## The request
Extract all of the entries and give them again, word for word.

## Material provided
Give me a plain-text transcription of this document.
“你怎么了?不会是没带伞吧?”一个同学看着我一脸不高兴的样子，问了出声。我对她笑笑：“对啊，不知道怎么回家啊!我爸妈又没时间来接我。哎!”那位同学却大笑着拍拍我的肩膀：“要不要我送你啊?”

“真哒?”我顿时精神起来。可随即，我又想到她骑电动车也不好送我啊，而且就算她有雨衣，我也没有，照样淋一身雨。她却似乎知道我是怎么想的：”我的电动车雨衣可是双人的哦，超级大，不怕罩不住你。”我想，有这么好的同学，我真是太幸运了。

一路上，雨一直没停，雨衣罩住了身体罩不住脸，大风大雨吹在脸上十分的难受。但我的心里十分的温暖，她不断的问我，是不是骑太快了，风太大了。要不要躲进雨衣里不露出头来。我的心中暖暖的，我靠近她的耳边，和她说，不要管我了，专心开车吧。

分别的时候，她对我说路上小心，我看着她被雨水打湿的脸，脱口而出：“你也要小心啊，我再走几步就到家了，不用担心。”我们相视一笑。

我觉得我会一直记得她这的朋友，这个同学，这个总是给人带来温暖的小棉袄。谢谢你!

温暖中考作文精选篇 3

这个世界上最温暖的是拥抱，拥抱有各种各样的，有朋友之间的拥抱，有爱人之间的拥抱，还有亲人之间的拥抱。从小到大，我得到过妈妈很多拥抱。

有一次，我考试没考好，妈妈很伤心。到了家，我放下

## Written solution
Give me a plain-text transcription of this document.
“你怎么了?不会是没带伞吧?”一个同学看着我一脸不高兴的样子，问了出声。我对她笑笑：“对啊，不知道怎么回家啊!我爸妈又没时间来接我。哎!”那位同学却大笑着拍拍我的肩膀：“要不要我送你啊?”

“真哒?”我顿时精神起来。可随即，我又想到她骑电动车也不好送我啊，而且就算她有雨衣，我也没有，照样淋一身雨。她却似乎知道我是怎么想的：”我的电动车雨衣可是双人的哦，超级大，不怕罩不住你。”我想，有这么好的同学，我真是太幸运了。

一路上，雨一直没停，雨衣罩住了身体罩不住脸，大风大雨吹在脸上十分的难受。但我的心里十分的温暖，她不断的问我，是不是骑太快了，风太大了。要不要躲进雨衣里不露出头来。我的心中暖暖的，我靠近她的耳边，和她说，不要管我了，专心开车吧。

分别的时候，她对我说路上小心，我看着她被雨水打湿的脸，脱口而出：“你也要小心啊，我再走几步就到家了，不用担心。”我们相视一笑。

我觉得我会一直记得她这的朋友，这个同学，这个总是给人带来温暖的小棉袄。谢谢你!

温暖中考作文精选篇 3

这个世界上最温暖的是拥抱，拥抱有各种各样的，有朋友之间的拥抱，有爱人之间的拥抱，还有亲人之间的拥抱。从小到大，我得到过妈妈很多拥抱。

有一次，我考试没考好，妈妈很伤心。到了家，我放下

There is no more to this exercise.